- _Aim_
Render the material again word for word, skipping the pictures in it.

[Dataset records]
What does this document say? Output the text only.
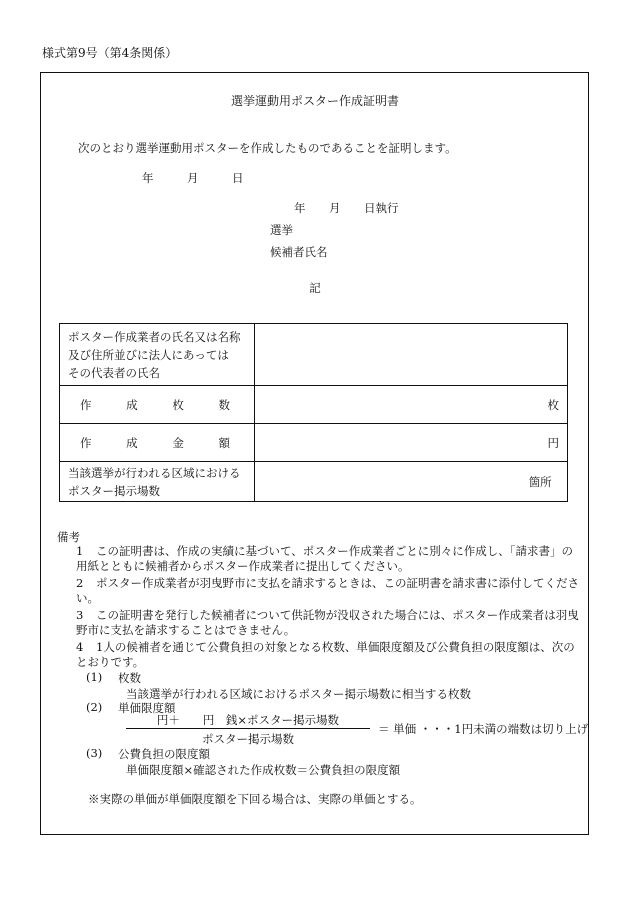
様式第9号（第4条関係）
選挙運動用ポスター作成証明書
次のとおり選挙運動用ポスターを作成したものであることを証明します。
年	月	日
年 月 日執行
選挙
候補者氏名
記
ポスター作成業者の氏名又は名称
及び住所並びに法人にあっては
その代表者の氏名	

作 成 枚 数	枚

作 成 金 額	円

当該選挙が行われる区域における
ポスター掲示場数	箇所
備考
1 この証明書は、作成の実績に基づいて、ポスター作成業者ごとに別々に作成し、「請求書」の用紙とともに候補者からポスター作成業者に提出してください。
2 ポスター作成業者が羽曳野市に支払を請求するときは、この証明書を請求書に添付してください。
3 この証明書を発行した候補者について供託物が没収された場合には、ポスター作成業者は羽曳野市に支払を請求することはできません。
4 1人の候補者を通じて公費負担の対象となる枚数、単価限度額及び公費負担の限度額は、次のとおりです。
(1) 枚数
当該選挙が行われる区域におけるポスター掲示場数に相当する枚数
(2) 単価限度額
円＋　　円　銭×ポスター掲示場数
ポスター掲示場数
＝ 単価 ・・・1円未満の端数は切り上げ
(3) 公費負担の限度額
単価限度額×確認された作成枚数＝公費負担の限度額
※実際の単価が単価限度額を下回る場合は、実際の単価とする。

- _Reply to the exercise_
What does this document say? Output the text only.
様式第9号（第4条関係）
選挙運動用ポスター作成証明書
次のとおり選挙運動用ポスターを作成したものであることを証明します。
年	月	日
年 月 日執行
選挙
候補者氏名
記
ポスター作成業者の氏名又は名称
及び住所並びに法人にあっては
その代表者の氏名	

作 成 枚 数	枚

作 成 金 額	円

当該選挙が行われる区域における
ポスター掲示場数	箇所
備考
1 この証明書は、作成の実績に基づいて、ポスター作成業者ごとに別々に作成し、「請求書」の用紙とともに候補者からポスター作成業者に提出してください。
2 ポスター作成業者が羽曳野市に支払を請求するときは、この証明書を請求書に添付してください。
3 この証明書を発行した候補者について供託物が没収された場合には、ポスター作成業者は羽曳野市に支払を請求することはできません。
4 1人の候補者を通じて公費負担の対象となる枚数、単価限度額及び公費負担の限度額は、次のとおりです。
(1) 枚数
当該選挙が行われる区域におけるポスター掲示場数に相当する枚数
(2) 単価限度額
円＋　　円　銭×ポスター掲示場数
ポスター掲示場数
＝ 単価 ・・・1円未満の端数は切り上げ
(3) 公費負担の限度額
単価限度額×確認された作成枚数＝公費負担の限度額
※実際の単価が単価限度額を下回る場合は、実際の単価とする。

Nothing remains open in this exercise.